**Data extract**
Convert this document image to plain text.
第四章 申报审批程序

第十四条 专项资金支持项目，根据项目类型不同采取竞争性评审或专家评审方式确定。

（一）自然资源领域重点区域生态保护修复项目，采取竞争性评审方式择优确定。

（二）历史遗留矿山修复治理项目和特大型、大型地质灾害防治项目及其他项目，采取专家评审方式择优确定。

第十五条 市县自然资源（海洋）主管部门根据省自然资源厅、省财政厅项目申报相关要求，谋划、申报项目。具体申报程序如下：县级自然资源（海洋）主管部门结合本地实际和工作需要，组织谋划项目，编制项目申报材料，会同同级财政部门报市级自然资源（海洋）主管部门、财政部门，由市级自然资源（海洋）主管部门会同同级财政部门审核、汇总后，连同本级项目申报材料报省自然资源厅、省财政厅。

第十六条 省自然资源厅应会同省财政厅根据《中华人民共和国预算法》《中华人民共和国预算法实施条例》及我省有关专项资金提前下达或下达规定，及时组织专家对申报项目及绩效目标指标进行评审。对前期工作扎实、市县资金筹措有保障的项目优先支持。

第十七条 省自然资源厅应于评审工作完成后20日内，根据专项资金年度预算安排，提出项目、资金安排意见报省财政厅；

**Given request**
All of the entries must be quoted exactly; please include each one.

**Answer to the exercise**
Convert this document image to plain text.
第四章 申报审批程序

第十四条 专项资金支持项目，根据项目类型不同采取竞争性评审或专家评审方式确定。

（一）自然资源领域重点区域生态保护修复项目，采取竞争性评审方式择优确定。

（二）历史遗留矿山修复治理项目和特大型、大型地质灾害防治项目及其他项目，采取专家评审方式择优确定。

第十五条 市县自然资源（海洋）主管部门根据省自然资源厅、省财政厅项目申报相关要求，谋划、申报项目。具体申报程序如下：县级自然资源（海洋）主管部门结合本地实际和工作需要，组织谋划项目，编制项目申报材料，会同同级财政部门报市级自然资源（海洋）主管部门、财政部门，由市级自然资源（海洋）主管部门会同同级财政部门审核、汇总后，连同本级项目申报材料报省自然资源厅、省财政厅。

第十六条 省自然资源厅应会同省财政厅根据《中华人民共和国预算法》《中华人民共和国预算法实施条例》及我省有关专项资金提前下达或下达规定，及时组织专家对申报项目及绩效目标指标进行评审。对前期工作扎实、市县资金筹措有保障的项目优先支持。

第十七条 省自然资源厅应于评审工作完成后20日内，根据专项资金年度预算安排，提出项目、资金安排意见报省财政厅；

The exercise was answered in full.